(Data items)
* * * * *

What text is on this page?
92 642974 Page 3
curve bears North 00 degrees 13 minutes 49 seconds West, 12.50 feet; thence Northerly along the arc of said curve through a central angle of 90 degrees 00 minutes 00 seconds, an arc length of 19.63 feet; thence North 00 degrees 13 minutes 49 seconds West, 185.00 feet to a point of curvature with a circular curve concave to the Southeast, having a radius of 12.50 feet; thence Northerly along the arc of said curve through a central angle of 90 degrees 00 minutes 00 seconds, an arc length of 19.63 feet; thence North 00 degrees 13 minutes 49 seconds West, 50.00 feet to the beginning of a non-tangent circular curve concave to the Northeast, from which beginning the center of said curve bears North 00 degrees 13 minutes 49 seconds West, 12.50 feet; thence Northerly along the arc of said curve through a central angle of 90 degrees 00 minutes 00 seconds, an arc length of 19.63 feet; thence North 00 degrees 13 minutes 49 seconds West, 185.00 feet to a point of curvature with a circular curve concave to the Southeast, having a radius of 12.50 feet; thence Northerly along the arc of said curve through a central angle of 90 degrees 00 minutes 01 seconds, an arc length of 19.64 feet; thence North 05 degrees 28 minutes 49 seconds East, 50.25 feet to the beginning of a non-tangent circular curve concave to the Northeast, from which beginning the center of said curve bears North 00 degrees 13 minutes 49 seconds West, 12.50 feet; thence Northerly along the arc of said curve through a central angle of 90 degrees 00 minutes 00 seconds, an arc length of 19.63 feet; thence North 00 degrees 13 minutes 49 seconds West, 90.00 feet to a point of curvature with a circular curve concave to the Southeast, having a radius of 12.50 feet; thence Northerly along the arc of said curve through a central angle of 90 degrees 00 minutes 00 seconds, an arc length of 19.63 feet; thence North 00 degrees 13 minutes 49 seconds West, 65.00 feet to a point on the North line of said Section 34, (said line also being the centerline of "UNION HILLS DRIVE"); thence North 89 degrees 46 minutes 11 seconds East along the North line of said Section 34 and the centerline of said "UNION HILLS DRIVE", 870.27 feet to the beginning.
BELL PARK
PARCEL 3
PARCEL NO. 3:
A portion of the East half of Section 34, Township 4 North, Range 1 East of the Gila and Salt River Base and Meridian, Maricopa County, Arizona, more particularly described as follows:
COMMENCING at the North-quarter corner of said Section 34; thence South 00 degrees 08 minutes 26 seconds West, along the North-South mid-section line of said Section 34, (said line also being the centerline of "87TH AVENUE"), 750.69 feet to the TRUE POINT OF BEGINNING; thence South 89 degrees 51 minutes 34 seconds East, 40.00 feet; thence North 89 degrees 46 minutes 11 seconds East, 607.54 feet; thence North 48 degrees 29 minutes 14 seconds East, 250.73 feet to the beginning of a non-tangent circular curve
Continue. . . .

* * * * *

## THE EXERCISE
Reproduce all of the records exactly.

## CORRECT ANSWER
What text is on this page?
92 642974 Page 3
curve bears North 00 degrees 13 minutes 49 seconds West, 12.50 feet; thence Northerly along the arc of said curve through a central angle of 90 degrees 00 minutes 00 seconds, an arc length of 19.63 feet; thence North 00 degrees 13 minutes 49 seconds West, 185.00 feet to a point of curvature with a circular curve concave to the Southeast, having a radius of 12.50 feet; thence Northerly along the arc of said curve through a central angle of 90 degrees 00 minutes 00 seconds, an arc length of 19.63 feet; thence North 00 degrees 13 minutes 49 seconds West, 50.00 feet to the beginning of a non-tangent circular curve concave to the Northeast, from which beginning the center of said curve bears North 00 degrees 13 minutes 49 seconds West, 12.50 feet; thence Northerly along the arc of said curve through a central angle of 90 degrees 00 minutes 00 seconds, an arc length of 19.63 feet; thence North 00 degrees 13 minutes 49 seconds West, 185.00 feet to a point of curvature with a circular curve concave to the Southeast, having a radius of 12.50 feet; thence Northerly along the arc of said curve through a central angle of 90 degrees 00 minutes 01 seconds, an arc length of 19.64 feet; thence North 05 degrees 28 minutes 49 seconds East, 50.25 feet to the beginning of a non-tangent circular curve concave to the Northeast, from which beginning the center of said curve bears North 00 degrees 13 minutes 49 seconds West, 12.50 feet; thence Northerly along the arc of said curve through a central angle of 90 degrees 00 minutes 00 seconds, an arc length of 19.63 feet; thence North 00 degrees 13 minutes 49 seconds West, 90.00 feet to a point of curvature with a circular curve concave to the Southeast, having a radius of 12.50 feet; thence Northerly along the arc of said curve through a central angle of 90 degrees 00 minutes 00 seconds, an arc length of 19.63 feet; thence North 00 degrees 13 minutes 49 seconds West, 65.00 feet to a point on the North line of said Section 34, (said line also being the centerline of "UNION HILLS DRIVE"); thence North 89 degrees 46 minutes 11 seconds East along the North line of said Section 34 and the centerline of said "UNION HILLS DRIVE", 870.27 feet to the beginning.
BELL PARK
PARCEL 3
PARCEL NO. 3:
A portion of the East half of Section 34, Township 4 North, Range 1 East of the Gila and Salt River Base and Meridian, Maricopa County, Arizona, more particularly described as follows:
COMMENCING at the North-quarter corner of said Section 34; thence South 00 degrees 08 minutes 26 seconds West, along the North-South mid-section line of said Section 34, (said line also being the centerline of "87TH AVENUE"), 750.69 feet to the TRUE POINT OF BEGINNING; thence South 89 degrees 51 minutes 34 seconds East, 40.00 feet; thence North 89 degrees 46 minutes 11 seconds East, 607.54 feet; thence North 48 degrees 29 minutes 14 seconds East, 250.73 feet to the beginning of a non-tangent circular curve
Continue. . . .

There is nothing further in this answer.